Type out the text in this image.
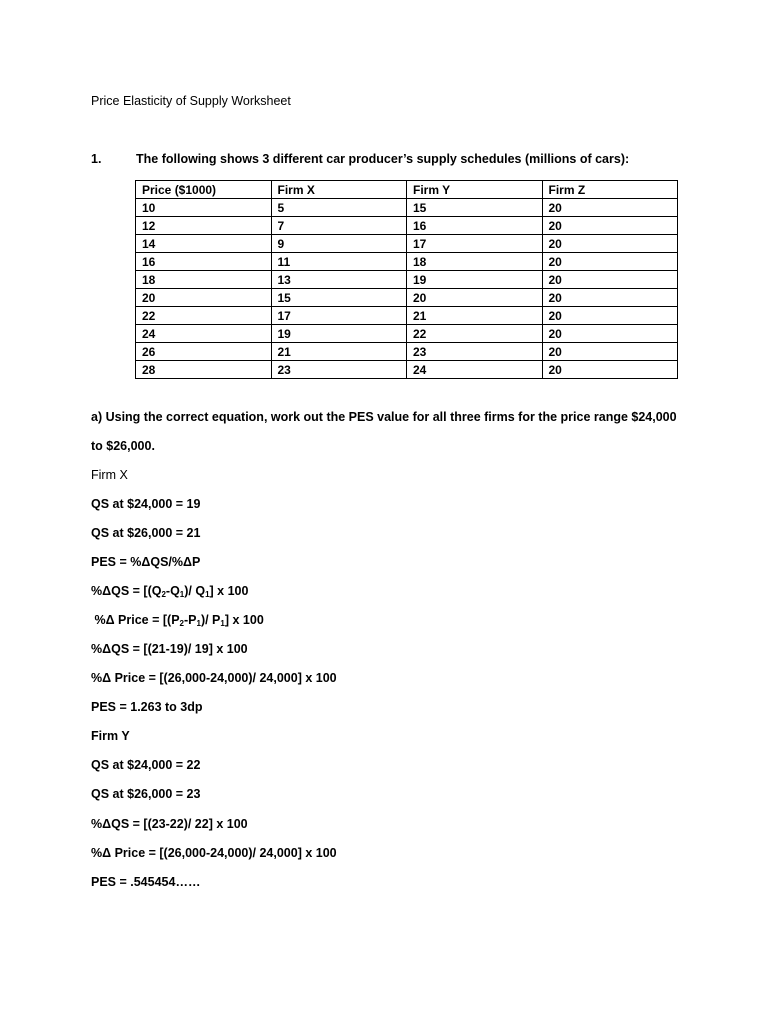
Price Elasticity of Supply Worksheet
1.	The following shows 3 different car producer’s supply schedules (millions of cars):
Price ($1000)	Firm X	Firm Y	Firm Z
10	5	15	20
12	7	16	20
14	9	17	20
16	11	18	20
18	13	19	20
20	15	20	20
22	17	21	20
24	19	22	20
26	21	23	20
28	23	24	20
a) Using the correct equation, work out the PES value for all three firms for the price range $24,000
to $26,000.
Firm X
QS at $24,000 = 19
QS at $26,000 = 21
PES = %ΔQS/%ΔP
$\%\Delta QS = [(Q_2-Q_1)/$ $Q_1$] x 100
%Δ Price = [$(P_2-P_1)/$ $P_1$] x 100
%ΔQS = [(21-19)/ 19] x 100
%Δ Price = [(26,000-24,000)/ 24,000] x 100
PES = 1.263 to 3dp
Firm Y
QS at $24,000 = 22
QS at $26,000 = 23
%ΔQS = [(23-22)/ 22] x 100
%Δ Price = [(26,000-24,000)/ 24,000] x 100
PES = .545454……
———
Output all of the data exactly as it stands, minus any images.

● Task answer
Type out the text in this image.
Price Elasticity of Supply Worksheet
1.	The following shows 3 different car producer’s supply schedules (millions of cars):
Price ($1000)	Firm X	Firm Y	Firm Z
10	5	15	20
12	7	16	20
14	9	17	20
16	11	18	20
18	13	19	20
20	15	20	20
22	17	21	20
24	19	22	20
26	21	23	20
28	23	24	20
a) Using the correct equation, work out the PES value for all three firms for the price range $24,000
to $26,000.
Firm X
QS at $24,000 = 19
QS at $26,000 = 21
PES = %ΔQS/%ΔP
$\%\Delta QS = [(Q_2-Q_1)/$ $Q_1$] x 100
%Δ Price = [$(P_2-P_1)/$ $P_1$] x 100
%ΔQS = [(21-19)/ 19] x 100
%Δ Price = [(26,000-24,000)/ 24,000] x 100
PES = 1.263 to 3dp
Firm Y
QS at $24,000 = 22
QS at $26,000 = 23
%ΔQS = [(23-22)/ 22] x 100
%Δ Price = [(26,000-24,000)/ 24,000] x 100
PES = .545454……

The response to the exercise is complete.